** START SUPPLIED DATA **

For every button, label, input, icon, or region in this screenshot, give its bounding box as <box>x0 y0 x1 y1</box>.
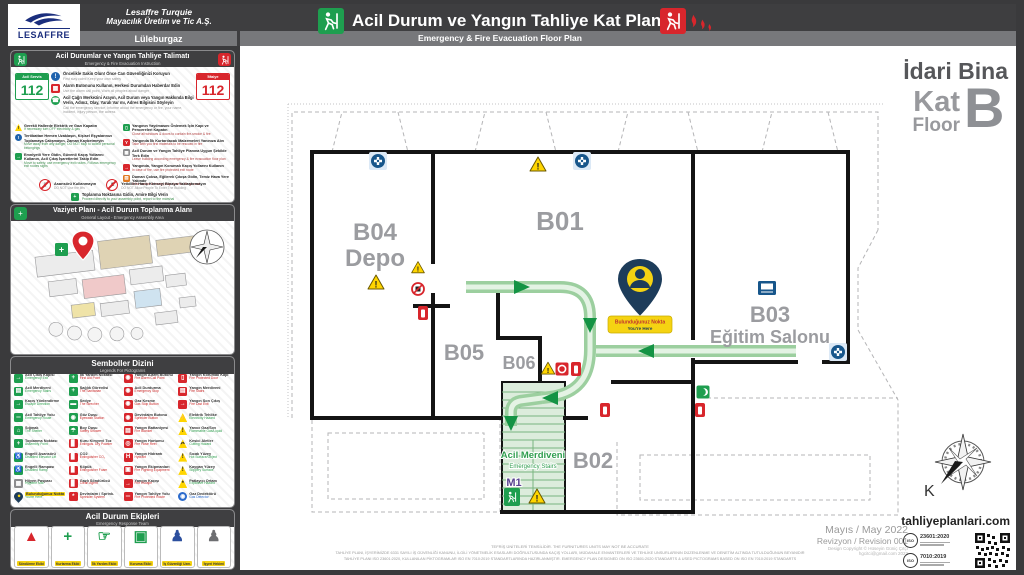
stairs-code: M1 <box>506 477 521 489</box>
warning-icon: ! <box>368 275 384 290</box>
lock-warning-icon: ! <box>412 262 425 274</box>
legend-icon: ▬ <box>69 400 78 409</box>
team-member-tile: ▲ Söndürme Ekibi <box>14 526 49 568</box>
stairs-exit-runner-icon <box>504 488 520 506</box>
note-text: Yangında İlk Kurtarılacak Malzemeleri Ya… <box>132 139 224 147</box>
legend-item: ▤ Acil Merdiveni Emergency Stairs <box>14 386 67 399</box>
legend-text: Sıcak Yüzey Hot Surface/Object <box>189 452 217 459</box>
team-member-icon: ♟ <box>207 528 220 546</box>
svg-text:+: + <box>59 245 64 255</box>
legend-text: Yangın Tahliye Yolu Fire Protected Route <box>135 492 170 499</box>
plan-subtitle: Emergency & Fire Evacuation Floor Plan <box>300 33 700 43</box>
instruction-note: → Yangında, Yangın Korumalı Kaçış Yollar… <box>123 164 230 172</box>
note-icon: ▦ <box>123 149 130 156</box>
legend-text: Yanıcı Gaz/Sıvı Flammable Gas/Liquid <box>189 426 222 433</box>
team-member-label: İşyeri Hekimi <box>202 561 225 566</box>
legend-icon: * <box>178 479 187 488</box>
svg-text:!: ! <box>537 162 540 172</box>
site-map: + <box>11 221 232 349</box>
room-label-b02: B02 <box>573 448 613 473</box>
team-member-tile: ☞ İlk Yardım Ekibi <box>87 526 122 568</box>
legend-icon: → <box>178 400 187 409</box>
iso-number-block: 23601:2020 <box>920 535 950 546</box>
legend-text: Yangın Kaçışı Fire Escape <box>135 479 160 486</box>
legend-icon: ▊ <box>69 439 78 448</box>
exit-runner-icon <box>318 8 344 34</box>
legend-item: ▯ Yangın Korumalı Kapı Fire Protected Do… <box>178 373 231 386</box>
legend-item: ◉ Acil Durdurma Emergency Stop <box>124 386 177 399</box>
legend-title: Semboller Dizini <box>11 359 234 368</box>
svg-text:!: ! <box>547 366 550 375</box>
legend-item: ! Yanıcı Gaz/Sıvı Flammable Gas/Liquid <box>178 426 231 439</box>
legend-text: Yangın Battaniyesi Fire Blanket <box>135 426 169 433</box>
fire-hose-icon <box>556 363 569 376</box>
team-member-tile: ♟ İşyeri Hekimi <box>197 526 232 568</box>
legend-text: Kaçış Yönlendirme Escape Direction <box>25 399 59 406</box>
compass-rose: K <box>924 434 991 500</box>
legend-item: ▤ Yangın Merdiveni Fire Stairs <box>178 386 231 399</box>
legend-item: → Kaçış Yönlendirme Escape Direction <box>14 399 67 412</box>
legend-text: Yangın Korumalı Kapı Fire Protected Door <box>189 373 228 380</box>
plan-email: hgcitci@gmail.com 2022 <box>700 551 908 556</box>
prohibitions: ▯ Asansörü KullanmayınDO NOT Use the lif… <box>15 179 230 191</box>
legend-text: Sağlık Görevlisi The Sanitarian <box>80 386 109 393</box>
legend-text: Yangın Alarm Butonu Fire Alarm Call Poin… <box>135 373 173 380</box>
iso-number: 23601:2020 <box>920 535 950 541</box>
stairs-label-en: Emergency Stairs <box>509 464 556 470</box>
iso-logo: ISO <box>903 533 918 548</box>
team-member-label: Kurtarma Ekibi <box>55 561 81 566</box>
note-icon: ! <box>15 124 22 131</box>
prohibited-icon: ♟ <box>106 179 118 191</box>
prohibited-icon: ▯ <box>39 179 51 191</box>
flame-icon <box>689 8 712 34</box>
fan-icon <box>829 343 847 361</box>
legend-text: Toplanma Noktası Assembly Point <box>25 439 57 446</box>
legend-icon: ▯ <box>178 374 187 383</box>
room-label-b05: B05 <box>444 340 484 365</box>
legend-text: Hijyen Paspası Hygiene Mat <box>25 479 52 486</box>
site-layout-title: Vaziyet Planı - Acil Durum Toplanma Alan… <box>11 207 234 215</box>
instruction-note: ! Tertibattan Hemen Uzaklaşın, Kişisel E… <box>15 134 119 150</box>
assembly-text: Toplanma Noktasına Gidin, Amire Bilgi Ve… <box>82 192 174 201</box>
step-text: Öncelikle Sakin Olun! Önce Can Güvenliği… <box>63 72 170 81</box>
legend-item: + Toplanma Noktası Assembly Point <box>14 439 67 452</box>
legend-text: Kuru Kimyevi Toz Extinguis. Dry Powder <box>80 439 112 446</box>
legend-icon: ◉ <box>69 413 78 422</box>
emergency-number-fire: İtfaiye 112 <box>196 73 230 100</box>
legend-icon: ◉ <box>124 387 133 396</box>
legend-text: CO2 Extinguisher CO₂ <box>80 452 105 459</box>
stairs-label-tr: Acil Merdiveni <box>501 450 565 461</box>
legend-text: Yangın Ekipmanları Fire Fighting Equipme… <box>135 465 170 472</box>
legend-icon: ▣ <box>124 466 133 475</box>
team-member-label: İlk Yardım Ekibi <box>91 561 118 566</box>
legend-item: ▊ Köpük Extinguisher Foam <box>69 465 122 478</box>
assembly-point-icon: + <box>14 207 27 220</box>
note-text: Emniyetli Yere Gidin, Güvenli Kaçış Yoll… <box>24 153 119 169</box>
legend-icon: ◉ <box>124 413 133 422</box>
legend-text: Acil Durdurma Emergency Stop <box>135 386 161 393</box>
step-icon: ☎ <box>51 96 60 105</box>
legend-text: Engelli Rampası Disabled Ramp <box>25 465 54 472</box>
legend-icon: ! <box>178 466 187 475</box>
legend-text: Yangın Son Çıkış Fire Last Exit <box>189 399 220 406</box>
legend-item: ═ Yangın Tahliye Yolu Fire Protected Rou… <box>124 492 177 505</box>
room-label-b04-name: Depo <box>345 245 405 272</box>
no-entry-icon <box>412 283 424 295</box>
team-member-tile: ▣ Koruma Ekibi <box>124 526 159 568</box>
plan-revision: Revizyon / Revision 001 <box>700 536 908 546</box>
you-are-here-en: You're Here <box>628 326 653 331</box>
legend-text: Bulunduğunuz Nokta You're Here <box>25 492 65 499</box>
legend-item: ◉ Devirdaim Butonu Sprinkler Button <box>124 413 177 426</box>
company-name: Lesaffre Turquie Mayacılık Üretim ve Tic… <box>82 7 236 26</box>
instructions-header: Acil Durumlar ve Yangın Tahliye Talimatı… <box>11 51 234 67</box>
prohibition-item: ♟ Yetkililer Hariç Kimseyi Binaya Yaklaş… <box>106 179 206 191</box>
team-title: Acil Durum Ekipleri <box>11 512 234 521</box>
you-are-here-tr: Bulunduğunuz Nokta <box>615 320 665 326</box>
legend-text: Elektrik Tehlike Electricity Hazard <box>189 413 217 420</box>
legend-icon: ! <box>178 453 187 462</box>
evacuation-plan-poster: { "header": { "logo_text": "LESAFFRE", "… <box>0 0 1024 575</box>
website: tahliyeplanlari.com <box>878 514 1010 528</box>
legend-item: ♿ Engelli Rampası Disabled Ramp <box>14 465 67 478</box>
site-layout-subtitle: General Layout - Emergency Assembly Area <box>11 215 234 220</box>
assembly-point-marker: + <box>55 243 68 256</box>
instruction-note: ▦ Acil Durum ve Yangın Tahliye Planına U… <box>123 149 230 161</box>
legend-icon: + <box>14 439 23 448</box>
note-icon: ▯ <box>123 124 130 131</box>
legend-text: Kesici Aletler Cutting Hazard <box>189 439 213 446</box>
note-text: Gerekli Hallerde Elektrik ve Gazı Kapatı… <box>24 124 97 132</box>
company-line2: Mayacılık Üretim ve Tic A.Ş. <box>82 17 236 26</box>
legend-icon: ✂ <box>178 439 187 448</box>
room-label-b01: B01 <box>536 206 584 236</box>
legend-text: Engelli Asansörü Disabled Elevator Lift <box>25 452 56 459</box>
legend-text: Sığınak The Shelter <box>25 426 42 433</box>
iso-number-block: 7010:2019 <box>920 555 950 566</box>
fire-extinguisher-icon <box>600 403 610 417</box>
legend-text: İlk Yardım Noktası First Aid Point <box>80 373 113 380</box>
legend-item: ✂ Kesici Aletler Cutting Hazard <box>178 439 231 452</box>
legend-item: H Yangın Hidrantı Hydrant <box>124 452 177 465</box>
legend-icon: ◉ <box>178 492 187 501</box>
legend-text: Patlayıcı Ortam Explosive Hazard <box>189 479 217 486</box>
note-icon: Y <box>123 139 130 146</box>
legend-header: Semboller Dizini Legends For Pictograms <box>11 357 234 374</box>
fire-extinguisher-icon <box>418 306 428 320</box>
team-member-icon: ♟ <box>171 528 184 546</box>
legend-item: ⌂ Sığınak The Shelter <box>14 426 67 439</box>
assembly-point-icon: + <box>71 193 79 201</box>
iso-badge-23601: ISO 23601:2020 <box>903 533 950 548</box>
legend-icon: → <box>14 374 23 383</box>
svg-text:!: ! <box>536 494 539 504</box>
legend-icon: ☂ <box>69 426 78 435</box>
step-text: Acil Çağrı Merkezini Arayın, Acil Durum … <box>63 96 194 114</box>
legend-item: ◉ Yangın Alarm Butonu Fire Alarm Call Po… <box>124 373 177 386</box>
instructions-title: Acil Durumlar ve Yangın Tahliye Talimatı <box>11 53 234 61</box>
lesaffre-bird-icon <box>22 11 66 27</box>
projector-screen-icon <box>758 281 776 295</box>
legend-item: ♿ Engelli Asansörü Disabled Elevator Lif… <box>14 452 67 465</box>
fire-exit-icon <box>660 8 686 34</box>
room-label-b06: B06 <box>502 353 535 373</box>
legend-item: * Devirdaim / Sprink. Sprinkler System <box>69 492 122 505</box>
team-header: Acil Durum Ekipleri Emergency Response T… <box>11 510 234 527</box>
legend-item: → Yangın Kaçışı Fire Escape <box>124 479 177 492</box>
legend-item: ☂ Boy Duşu Safety Shower <box>69 426 122 439</box>
legend-icon: ◉ <box>124 400 133 409</box>
step-icon: ▦ <box>51 84 60 93</box>
legend-item: ▦ Hijyen Paspası Hygiene Mat <box>14 479 67 492</box>
legend-item: ⚡ Elektrik Tehlike Electricity Hazard <box>178 413 231 426</box>
legend-text: Yangın Hidrantı Hydrant <box>135 452 163 459</box>
company-line1: Lesaffre Turquie <box>82 7 236 17</box>
note-icon: → <box>123 164 130 171</box>
warning-icon: ! <box>541 362 555 375</box>
team-member-label: Koruma Ekibi <box>129 561 153 566</box>
instruction-step: ! Öncelikle Sakin Olun! Önce Can Güvenli… <box>51 72 194 81</box>
fire-extinguisher-icon <box>695 403 705 417</box>
instruction-steps: ! Öncelikle Sakin Olun! Önce Can Güvenli… <box>51 72 194 117</box>
team-member-icon: + <box>63 528 72 546</box>
instruction-note: ▯ Yangının Yayılmasını Önlemek İçin Kapı… <box>123 124 230 136</box>
location-bar: Lüleburgaz <box>80 31 237 46</box>
legend-text: Yangın Merdiveni Fire Stairs <box>189 386 220 393</box>
iso-number: 7010:2019 <box>920 555 950 561</box>
legend-item: * Patlayıcı Ortam Explosive Hazard <box>178 479 231 492</box>
legend-icon: H <box>124 453 133 462</box>
revision-block: Mayıs / May 2022 Revizyon / Revision 001… <box>700 524 908 556</box>
iso-badge-7010: ISO 7010:2019 <box>903 553 950 568</box>
legend-item: + Sağlık Görevlisi The Sanitarian <box>69 386 122 399</box>
legend-icon: ♿ <box>14 466 23 475</box>
legend-icon: ═ <box>14 413 23 422</box>
legend-icon: ▊ <box>69 453 78 462</box>
legend-grid: → Acil Çıkış Kapısı Emergency Exit + İlk… <box>14 373 231 505</box>
fire-extinguisher-icon <box>571 362 581 376</box>
legend-icon: ▊ <box>69 466 78 475</box>
fan-icon <box>573 152 591 170</box>
team-row: ▲ Söndürme Ekibi + Kurtarma Ekibi ☞ İlk … <box>14 526 231 568</box>
legend-text: Acil Çıkış Kapısı Emergency Exit <box>25 373 55 380</box>
legend-text: Gaz Kesme Gas Stop Button <box>135 399 159 406</box>
team-member-label: Söndürme Ekibi <box>17 561 45 566</box>
team-member-label: İş Güvenliği Uzm. <box>162 561 192 566</box>
team-member-icon: ▲ <box>24 528 39 546</box>
legend-icon: ! <box>178 426 187 435</box>
legend-item: ! Kaygan Yüzey Slippery Surface <box>178 465 231 478</box>
legend-item: ═ Acil Tahliye Yolu Emergency Route <box>14 413 67 426</box>
compass-north-label: K <box>924 483 935 500</box>
legend-text: Sedye The Strecher <box>80 399 99 406</box>
instruction-note: ! Gerekli Hallerde Elektrik ve Gazı Kapa… <box>15 124 119 132</box>
legend-item: → Acil Çıkış Kapısı Emergency Exit <box>14 373 67 386</box>
legend-item: + İlk Yardım Noktası First Aid Point <box>69 373 122 386</box>
prohibition-text: Yetkililer Hariç Kimseyi Binaya Yaklaştı… <box>121 181 206 190</box>
floor-plan: B04 Depo B01 B03 Eğitim Salonu B05 B06 B… <box>240 50 1016 570</box>
team-member-icon: ☞ <box>98 528 111 546</box>
logo-text: LESAFFRE <box>18 28 70 40</box>
prohibition-item: ▯ Asansörü KullanmayınDO NOT Use the lif… <box>39 179 96 191</box>
instruction-note: Y Yangında İlk Kurtarılacak Malzemeleri … <box>123 139 230 147</box>
legend-item: ● Bulunduğunuz Nokta You're Here <box>14 492 67 505</box>
note-text: Yangının Yayılmasını Önlemek İçin Kapı v… <box>132 124 230 136</box>
legend-icon: ◎ <box>124 439 133 448</box>
room-label-b04: B04 <box>353 219 398 246</box>
site-compass-icon <box>190 230 224 264</box>
iso-microtext <box>920 562 950 566</box>
emergency-number-ambulance: Acil Servis 112 <box>15 73 49 100</box>
legend-icon: ▤ <box>124 426 133 435</box>
note-icon: ! <box>15 134 22 141</box>
legend-text: Gazl​ı Söndürücü Clean Agent <box>80 479 110 486</box>
instruction-step: ▦ Alarm Butonunu Kullanın, Herkesi Durum… <box>51 84 194 93</box>
legend-icon: ▦ <box>14 479 23 488</box>
legend-item: ▊ Gazl​ı Söndürücü Clean Agent <box>69 479 122 492</box>
legend-text: Köpük Extinguisher Foam <box>80 465 108 472</box>
legend-icon: + <box>69 387 78 396</box>
legend-icon: ⚡ <box>178 413 187 422</box>
legend-text: Yangın Hortumu Fire Hose Reel <box>135 439 164 446</box>
legend-text: Göz Duşu Eyewash Station <box>80 413 105 420</box>
note-icon: → <box>15 153 22 160</box>
legend-item: → Yangın Son Çıkış Fire Last Exit <box>178 399 231 412</box>
note-text: Yangında, Yangın Korumalı Kaçış Yolların… <box>132 164 224 172</box>
notes-left: ! Gerekli Hallerde Elektrik ve Gazı Kapa… <box>15 124 119 171</box>
legend-icon: + <box>69 374 78 383</box>
instruction-note: → Emniyetli Yere Gidin, Güvenli Kaçış Yo… <box>15 153 119 169</box>
legend-item: ▊ CO2 Extinguisher CO₂ <box>69 452 122 465</box>
note-text: Acil Durum ve Yangın Tahliye Planına Uyg… <box>132 149 230 161</box>
plan-date: Mayıs / May 2022 <box>700 524 908 536</box>
warning-icon: ! <box>530 157 546 172</box>
iso-microtext <box>920 542 950 546</box>
exit-runner-icon <box>14 53 27 66</box>
qr-code <box>974 532 1011 569</box>
plan-title: Acil Durum ve Yangın Tahliye Kat Planı <box>352 11 666 31</box>
legend-icon: ● <box>14 492 25 503</box>
legend-icon: ▊ <box>69 479 78 488</box>
svg-text:!: ! <box>417 265 419 274</box>
legend-icon: → <box>14 400 23 409</box>
legend-icon: * <box>69 492 78 501</box>
lesaffre-logo: LESAFFRE <box>8 4 80 46</box>
prohibition-text: Asansörü KullanmayınDO NOT Use the lifts <box>54 181 96 190</box>
legend-item: ◎ Yangın Hortumu Fire Hose Reel <box>124 439 177 452</box>
fan-icon <box>369 152 387 170</box>
legend-text: Acil Merdiveni Emergency Stairs <box>25 386 51 393</box>
instructions-panel: Acil Durumlar ve Yangın Tahliye Talimatı… <box>10 50 235 203</box>
legend-icon: → <box>124 479 133 488</box>
legend-panel: Semboller Dizini Legends For Pictograms … <box>10 356 235 508</box>
svg-text:!: ! <box>375 280 378 290</box>
legend-icon: ◉ <box>124 374 133 383</box>
exit-sign-icon <box>697 386 710 399</box>
legend-item: ▣ Yangın Ekipmanları Fire Fighting Equip… <box>124 465 177 478</box>
disclaimer-line3: TAHLİYE PLANI ISO 23601:2020, KULLANILAN… <box>260 557 880 561</box>
legend-icon: ▤ <box>14 387 23 396</box>
legend-item: ▬ Sedye The Strecher <box>69 399 122 412</box>
step-text: Alarm Butonunu Kullanın, Herkesi Durumda… <box>63 84 180 93</box>
you-are-here-pin: Bulunduğunuz Nokta You're Here <box>608 258 672 333</box>
legend-item: ▊ Kuru Kimyevi Toz Extinguis. Dry Powder <box>69 439 122 452</box>
team-panel: Acil Durum Ekipleri Emergency Response T… <box>10 509 235 570</box>
legend-item: ◉ Gaz Kesme Gas Stop Button <box>124 399 177 412</box>
team-member-tile: + Kurtarma Ekibi <box>51 526 86 568</box>
team-member-tile: ♟ İş Güvenliği Uzm. <box>160 526 195 568</box>
legend-text: Gaz Dedektörü Gas Detector <box>189 492 216 499</box>
legend-text: Devirdaim / Sprink. Sprinkler System <box>80 492 114 499</box>
legend-item: ◉ Göz Duşu Eyewash Station <box>69 413 122 426</box>
fire-exit-icon <box>218 53 231 66</box>
legend-item: ◉ Gaz Dedektörü Gas Detector <box>178 492 231 505</box>
instructions-subtitle: Emergency & Fire Evacuation Instruction <box>11 61 234 66</box>
legend-item: ! Sıcak Yüzey Hot Surface/Object <box>178 452 231 465</box>
legend-icon: ▤ <box>178 387 187 396</box>
legend-item: ▤ Yangın Battaniyesi Fire Blanket <box>124 426 177 439</box>
room-label-b03-name: Eğitim Salonu <box>710 327 830 347</box>
site-layout-panel: + Vaziyet Planı - Acil Durum Toplanma Al… <box>10 204 235 355</box>
legend-text: Kaygan Yüzey Slippery Surface <box>189 465 215 472</box>
legend-icon: ⌂ <box>14 426 23 435</box>
room-label-b03: B03 <box>750 302 790 327</box>
note-text: Tertibattan Hemen Uzaklaşın, Kişisel Eşy… <box>24 134 119 150</box>
assembly-instruction: + Toplanma Noktasına Gidin, Amire Bilgi … <box>15 192 230 201</box>
legend-text: Boy Duşu Safety Shower <box>80 426 101 433</box>
legend-text: Acil Tahliye Yolu Emergency Route <box>25 413 55 420</box>
instruction-step: ☎ Acil Çağrı Merkezini Arayın, Acil Duru… <box>51 96 194 114</box>
step-icon: ! <box>51 72 60 81</box>
iso-logo: ISO <box>903 553 918 568</box>
legend-icon: ═ <box>124 492 133 501</box>
legend-icon: ♿ <box>14 453 23 462</box>
site-layout-header: + Vaziyet Planı - Acil Durum Toplanma Al… <box>11 205 234 221</box>
legend-text: Devirdaim Butonu Sprinkler Button <box>135 413 168 420</box>
team-member-icon: ▣ <box>134 528 148 546</box>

** END SUPPLIED DATA **

WRITTEN INSTRUCTION — Pick out every line of the entries above that contains the string "runner", matching case, and copy each one.

EXERCISE ANSWER —
stairs-exit-runner-icon <box>504 488 520 506</box>
exit-runner-icon <box>318 8 344 34</box>
exit-runner-icon <box>14 53 27 66</box>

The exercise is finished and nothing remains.